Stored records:
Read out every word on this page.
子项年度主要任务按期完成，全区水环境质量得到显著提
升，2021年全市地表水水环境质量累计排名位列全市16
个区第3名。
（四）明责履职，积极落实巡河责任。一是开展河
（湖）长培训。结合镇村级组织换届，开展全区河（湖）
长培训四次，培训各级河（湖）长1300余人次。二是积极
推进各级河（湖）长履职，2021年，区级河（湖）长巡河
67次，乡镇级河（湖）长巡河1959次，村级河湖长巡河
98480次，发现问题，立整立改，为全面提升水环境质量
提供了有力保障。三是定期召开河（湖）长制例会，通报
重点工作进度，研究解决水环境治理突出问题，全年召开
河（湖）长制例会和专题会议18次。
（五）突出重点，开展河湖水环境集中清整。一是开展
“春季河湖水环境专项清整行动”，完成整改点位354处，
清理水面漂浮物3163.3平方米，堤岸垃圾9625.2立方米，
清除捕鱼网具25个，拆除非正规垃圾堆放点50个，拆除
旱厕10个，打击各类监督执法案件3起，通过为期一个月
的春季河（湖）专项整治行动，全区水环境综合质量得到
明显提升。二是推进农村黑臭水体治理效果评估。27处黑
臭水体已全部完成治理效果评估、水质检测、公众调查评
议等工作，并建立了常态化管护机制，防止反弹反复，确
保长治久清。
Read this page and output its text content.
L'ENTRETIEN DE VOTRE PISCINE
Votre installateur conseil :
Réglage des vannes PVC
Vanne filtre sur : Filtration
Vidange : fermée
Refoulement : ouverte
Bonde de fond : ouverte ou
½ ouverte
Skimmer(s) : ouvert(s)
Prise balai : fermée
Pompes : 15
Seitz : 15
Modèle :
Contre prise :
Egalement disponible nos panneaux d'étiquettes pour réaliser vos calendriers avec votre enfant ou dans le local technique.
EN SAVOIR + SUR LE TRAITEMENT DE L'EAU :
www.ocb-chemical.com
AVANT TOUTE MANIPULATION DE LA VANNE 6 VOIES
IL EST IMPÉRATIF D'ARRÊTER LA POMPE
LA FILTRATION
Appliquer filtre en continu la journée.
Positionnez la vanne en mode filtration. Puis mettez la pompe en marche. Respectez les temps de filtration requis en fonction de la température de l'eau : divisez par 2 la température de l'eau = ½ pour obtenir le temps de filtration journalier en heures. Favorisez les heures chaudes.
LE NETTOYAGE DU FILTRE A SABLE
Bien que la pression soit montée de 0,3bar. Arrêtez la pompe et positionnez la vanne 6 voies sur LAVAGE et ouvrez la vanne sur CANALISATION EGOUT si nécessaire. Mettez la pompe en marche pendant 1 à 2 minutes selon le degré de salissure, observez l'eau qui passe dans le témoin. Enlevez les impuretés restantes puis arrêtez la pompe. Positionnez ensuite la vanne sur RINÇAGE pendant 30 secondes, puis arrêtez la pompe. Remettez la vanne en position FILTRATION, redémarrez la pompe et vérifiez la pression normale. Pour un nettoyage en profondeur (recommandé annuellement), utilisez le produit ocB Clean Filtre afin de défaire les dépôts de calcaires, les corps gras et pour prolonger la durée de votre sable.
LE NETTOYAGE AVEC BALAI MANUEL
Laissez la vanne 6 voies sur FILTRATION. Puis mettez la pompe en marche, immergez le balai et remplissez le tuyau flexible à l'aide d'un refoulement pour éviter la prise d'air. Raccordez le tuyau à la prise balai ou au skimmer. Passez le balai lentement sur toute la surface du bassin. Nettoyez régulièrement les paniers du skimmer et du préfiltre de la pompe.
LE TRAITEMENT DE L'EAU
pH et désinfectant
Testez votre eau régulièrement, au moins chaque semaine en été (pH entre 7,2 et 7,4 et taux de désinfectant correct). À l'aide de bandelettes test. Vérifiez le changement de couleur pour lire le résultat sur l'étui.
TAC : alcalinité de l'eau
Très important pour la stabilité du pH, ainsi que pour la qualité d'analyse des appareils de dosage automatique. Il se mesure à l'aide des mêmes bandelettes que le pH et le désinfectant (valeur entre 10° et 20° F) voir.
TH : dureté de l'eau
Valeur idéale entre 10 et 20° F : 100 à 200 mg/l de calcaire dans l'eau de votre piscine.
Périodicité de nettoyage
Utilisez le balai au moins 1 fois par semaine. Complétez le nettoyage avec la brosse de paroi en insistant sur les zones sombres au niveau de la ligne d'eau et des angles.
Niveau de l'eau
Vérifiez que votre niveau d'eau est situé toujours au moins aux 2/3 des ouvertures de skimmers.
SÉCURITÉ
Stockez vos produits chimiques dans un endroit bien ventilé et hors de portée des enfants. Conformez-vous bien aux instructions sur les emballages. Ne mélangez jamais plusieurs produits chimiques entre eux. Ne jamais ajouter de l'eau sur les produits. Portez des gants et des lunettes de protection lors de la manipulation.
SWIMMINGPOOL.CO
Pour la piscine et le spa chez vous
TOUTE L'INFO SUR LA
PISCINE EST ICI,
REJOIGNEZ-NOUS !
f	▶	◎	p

→ Written instruction
Retype the listing above in full, with no alterations.

→ Response for this exercise
Read out every word on this page.
子项年度主要任务按期完成，全区水环境质量得到显著提
升，2021年全市地表水水环境质量累计排名位列全市16
个区第3名。
（四）明责履职，积极落实巡河责任。一是开展河
（湖）长培训。结合镇村级组织换届，开展全区河（湖）
长培训四次，培训各级河（湖）长1300余人次。二是积极
推进各级河（湖）长履职，2021年，区级河（湖）长巡河
67次，乡镇级河（湖）长巡河1959次，村级河湖长巡河
98480次，发现问题，立整立改，为全面提升水环境质量
提供了有力保障。三是定期召开河（湖）长制例会，通报
重点工作进度，研究解决水环境治理突出问题，全年召开
河（湖）长制例会和专题会议18次。
（五）突出重点，开展河湖水环境集中清整。一是开展
“春季河湖水环境专项清整行动”，完成整改点位354处，
清理水面漂浮物3163.3平方米，堤岸垃圾9625.2立方米，
清除捕鱼网具25个，拆除非正规垃圾堆放点50个，拆除
旱厕10个，打击各类监督执法案件3起，通过为期一个月
的春季河（湖）专项整治行动，全区水环境综合质量得到
明显提升。二是推进农村黑臭水体治理效果评估。27处黑
臭水体已全部完成治理效果评估、水质检测、公众调查评
议等工作，并建立了常态化管护机制，防止反弹反复，确
保长治久清。
Read this page and output its text content.
L'ENTRETIEN DE VOTRE PISCINE
Votre installateur conseil :
Réglage des vannes PVC
Vanne filtre sur : Filtration
Vidange : fermée
Refoulement : ouverte
Bonde de fond : ouverte ou
½ ouverte
Skimmer(s) : ouvert(s)
Prise balai : fermée
Pompes : 15
Seitz : 15
Modèle :
Contre prise :
Egalement disponible nos panneaux d'étiquettes pour réaliser vos calendriers avec votre enfant ou dans le local technique.
EN SAVOIR + SUR LE TRAITEMENT DE L'EAU :
www.ocb-chemical.com
AVANT TOUTE MANIPULATION DE LA VANNE 6 VOIES
IL EST IMPÉRATIF D'ARRÊTER LA POMPE
LA FILTRATION
Appliquer filtre en continu la journée.
Positionnez la vanne en mode filtration. Puis mettez la pompe en marche. Respectez les temps de filtration requis en fonction de la température de l'eau : divisez par 2 la température de l'eau = ½ pour obtenir le temps de filtration journalier en heures. Favorisez les heures chaudes.
LE NETTOYAGE DU FILTRE A SABLE
Bien que la pression soit montée de 0,3bar. Arrêtez la pompe et positionnez la vanne 6 voies sur LAVAGE et ouvrez la vanne sur CANALISATION EGOUT si nécessaire. Mettez la pompe en marche pendant 1 à 2 minutes selon le degré de salissure, observez l'eau qui passe dans le témoin. Enlevez les impuretés restantes puis arrêtez la pompe. Positionnez ensuite la vanne sur RINÇAGE pendant 30 secondes, puis arrêtez la pompe. Remettez la vanne en position FILTRATION, redémarrez la pompe et vérifiez la pression normale. Pour un nettoyage en profondeur (recommandé annuellement), utilisez le produit ocB Clean Filtre afin de défaire les dépôts de calcaires, les corps gras et pour prolonger la durée de votre sable.
LE NETTOYAGE AVEC BALAI MANUEL
Laissez la vanne 6 voies sur FILTRATION. Puis mettez la pompe en marche, immergez le balai et remplissez le tuyau flexible à l'aide d'un refoulement pour éviter la prise d'air. Raccordez le tuyau à la prise balai ou au skimmer. Passez le balai lentement sur toute la surface du bassin. Nettoyez régulièrement les paniers du skimmer et du préfiltre de la pompe.
LE TRAITEMENT DE L'EAU
pH et désinfectant
Testez votre eau régulièrement, au moins chaque semaine en été (pH entre 7,2 et 7,4 et taux de désinfectant correct). À l'aide de bandelettes test. Vérifiez le changement de couleur pour lire le résultat sur l'étui.
TAC : alcalinité de l'eau
Très important pour la stabilité du pH, ainsi que pour la qualité d'analyse des appareils de dosage automatique. Il se mesure à l'aide des mêmes bandelettes que le pH et le désinfectant (valeur entre 10° et 20° F) voir.
TH : dureté de l'eau
Valeur idéale entre 10 et 20° F : 100 à 200 mg/l de calcaire dans l'eau de votre piscine.
Périodicité de nettoyage
Utilisez le balai au moins 1 fois par semaine. Complétez le nettoyage avec la brosse de paroi en insistant sur les zones sombres au niveau de la ligne d'eau et des angles.
Niveau de l'eau
Vérifiez que votre niveau d'eau est situé toujours au moins aux 2/3 des ouvertures de skimmers.
SÉCURITÉ
Stockez vos produits chimiques dans un endroit bien ventilé et hors de portée des enfants. Conformez-vous bien aux instructions sur les emballages. Ne mélangez jamais plusieurs produits chimiques entre eux. Ne jamais ajouter de l'eau sur les produits. Portez des gants et des lunettes de protection lors de la manipulation.
SWIMMINGPOOL.CO
Pour la piscine et le spa chez vous
TOUTE L'INFO SUR LA
PISCINE EST ICI,
REJOIGNEZ-NOUS !
f	▶	◎	p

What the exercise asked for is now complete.